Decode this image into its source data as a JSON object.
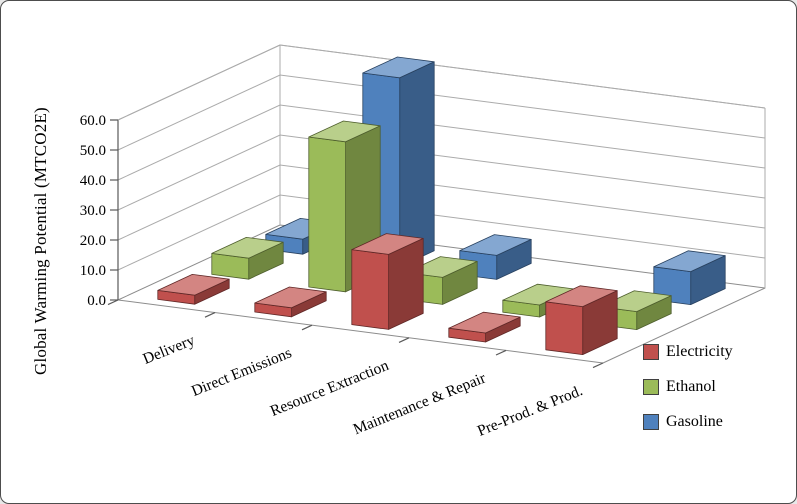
{
  "chart_data": {
    "type": "bar",
    "projection": "3d",
    "title": "",
    "xlabel": "",
    "ylabel": "Global Warming Potential (MTCO2E)",
    "categories": [
      "Delivery",
      "Direct Emissions",
      "Resource Extraction",
      "Maintenance & Repair",
      "Pre-Prod. & Prod."
    ],
    "series": [
      {
        "name": "Electricity",
        "color": "#C0504D",
        "values": [
          3,
          3,
          25,
          3,
          16
        ]
      },
      {
        "name": "Ethanol",
        "color": "#9BBB59",
        "values": [
          7,
          50,
          9,
          4,
          6
        ]
      },
      {
        "name": "Gasoline",
        "color": "#4F81BD",
        "values": [
          5,
          63,
          8,
          0,
          11
        ]
      }
    ],
    "y_axis": {
      "min": 0,
      "max": 60,
      "step": 10,
      "tick_labels": [
        "0.0",
        "10.0",
        "20.0",
        "30.0",
        "40.0",
        "50.0",
        "60.0"
      ]
    },
    "ylim": [
      0,
      60
    ],
    "grid": true,
    "legend_position": "bottom-right",
    "colors": {
      "gridline": "#ABABAB",
      "axis": "#595959",
      "text": "#000000",
      "background": "#FFFFFF"
    }
  }
}
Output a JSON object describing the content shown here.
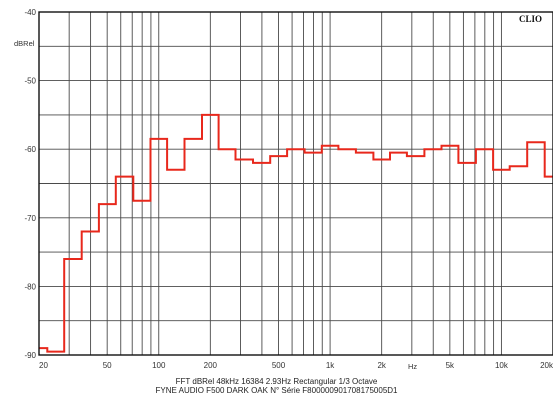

------------------------------------------------------------------------

## THE TASK
Select every line in the records above that contains the word "name".

## WRITTEN RESPONSE
        "name": "Electricity",
        "name": "Ethanol",
        "name": "Gasoline",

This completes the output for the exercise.